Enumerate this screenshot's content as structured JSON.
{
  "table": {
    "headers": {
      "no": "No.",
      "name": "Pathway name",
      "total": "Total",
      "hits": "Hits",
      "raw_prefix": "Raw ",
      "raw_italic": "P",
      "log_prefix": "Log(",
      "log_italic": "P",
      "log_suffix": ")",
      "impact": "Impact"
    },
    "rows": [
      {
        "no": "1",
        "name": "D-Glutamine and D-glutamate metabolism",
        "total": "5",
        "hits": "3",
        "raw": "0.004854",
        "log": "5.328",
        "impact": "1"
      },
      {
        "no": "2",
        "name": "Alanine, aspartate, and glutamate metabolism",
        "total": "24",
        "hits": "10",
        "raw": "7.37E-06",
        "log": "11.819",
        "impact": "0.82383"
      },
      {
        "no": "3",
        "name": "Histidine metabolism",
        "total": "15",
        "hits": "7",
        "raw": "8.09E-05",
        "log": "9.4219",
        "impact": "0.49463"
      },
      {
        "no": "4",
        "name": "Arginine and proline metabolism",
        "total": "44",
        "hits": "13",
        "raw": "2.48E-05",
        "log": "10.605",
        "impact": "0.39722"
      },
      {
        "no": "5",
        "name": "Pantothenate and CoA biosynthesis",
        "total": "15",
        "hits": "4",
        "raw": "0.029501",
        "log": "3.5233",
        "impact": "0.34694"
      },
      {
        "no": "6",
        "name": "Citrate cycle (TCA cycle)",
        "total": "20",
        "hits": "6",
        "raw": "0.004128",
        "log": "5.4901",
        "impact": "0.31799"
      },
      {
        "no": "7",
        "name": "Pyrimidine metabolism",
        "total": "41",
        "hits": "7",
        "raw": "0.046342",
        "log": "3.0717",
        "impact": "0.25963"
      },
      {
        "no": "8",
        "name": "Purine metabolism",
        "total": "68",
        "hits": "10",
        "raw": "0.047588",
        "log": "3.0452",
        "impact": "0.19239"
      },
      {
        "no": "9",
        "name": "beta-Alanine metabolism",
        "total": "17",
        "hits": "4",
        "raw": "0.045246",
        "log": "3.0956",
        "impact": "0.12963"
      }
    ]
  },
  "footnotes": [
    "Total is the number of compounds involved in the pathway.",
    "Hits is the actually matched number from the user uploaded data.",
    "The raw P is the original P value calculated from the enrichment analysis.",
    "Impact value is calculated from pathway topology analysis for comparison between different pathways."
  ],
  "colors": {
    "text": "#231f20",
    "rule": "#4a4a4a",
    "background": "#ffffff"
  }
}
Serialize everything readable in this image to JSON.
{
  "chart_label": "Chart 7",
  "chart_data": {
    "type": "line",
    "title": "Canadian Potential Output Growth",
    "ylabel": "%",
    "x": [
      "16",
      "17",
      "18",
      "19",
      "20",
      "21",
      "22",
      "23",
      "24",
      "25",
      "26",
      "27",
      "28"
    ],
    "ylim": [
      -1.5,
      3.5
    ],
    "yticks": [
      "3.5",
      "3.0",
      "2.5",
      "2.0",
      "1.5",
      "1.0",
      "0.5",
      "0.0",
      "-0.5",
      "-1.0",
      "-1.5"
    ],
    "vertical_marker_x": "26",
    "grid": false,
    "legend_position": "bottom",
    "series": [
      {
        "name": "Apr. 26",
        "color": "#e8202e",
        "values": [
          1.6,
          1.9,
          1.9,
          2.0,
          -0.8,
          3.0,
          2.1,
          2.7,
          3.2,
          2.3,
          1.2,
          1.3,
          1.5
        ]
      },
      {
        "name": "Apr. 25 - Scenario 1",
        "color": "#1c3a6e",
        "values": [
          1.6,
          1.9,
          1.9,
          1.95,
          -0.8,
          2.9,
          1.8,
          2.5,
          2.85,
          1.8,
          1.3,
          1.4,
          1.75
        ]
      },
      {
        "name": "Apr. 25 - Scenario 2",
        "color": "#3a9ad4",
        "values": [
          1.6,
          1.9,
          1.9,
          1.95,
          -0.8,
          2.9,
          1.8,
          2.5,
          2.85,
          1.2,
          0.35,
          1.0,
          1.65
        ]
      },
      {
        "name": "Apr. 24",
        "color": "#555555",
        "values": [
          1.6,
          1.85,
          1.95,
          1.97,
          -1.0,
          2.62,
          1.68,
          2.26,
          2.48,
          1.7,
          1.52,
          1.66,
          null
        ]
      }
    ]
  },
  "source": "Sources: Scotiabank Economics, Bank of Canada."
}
****************************************
_Exercise task_
Your task is to collect every line above that contains the word "Alanine".

_Answer in full_
        "name": "Alanine, aspartate, and glutamate metabolism",
        "name": "beta-Alanine metabolism",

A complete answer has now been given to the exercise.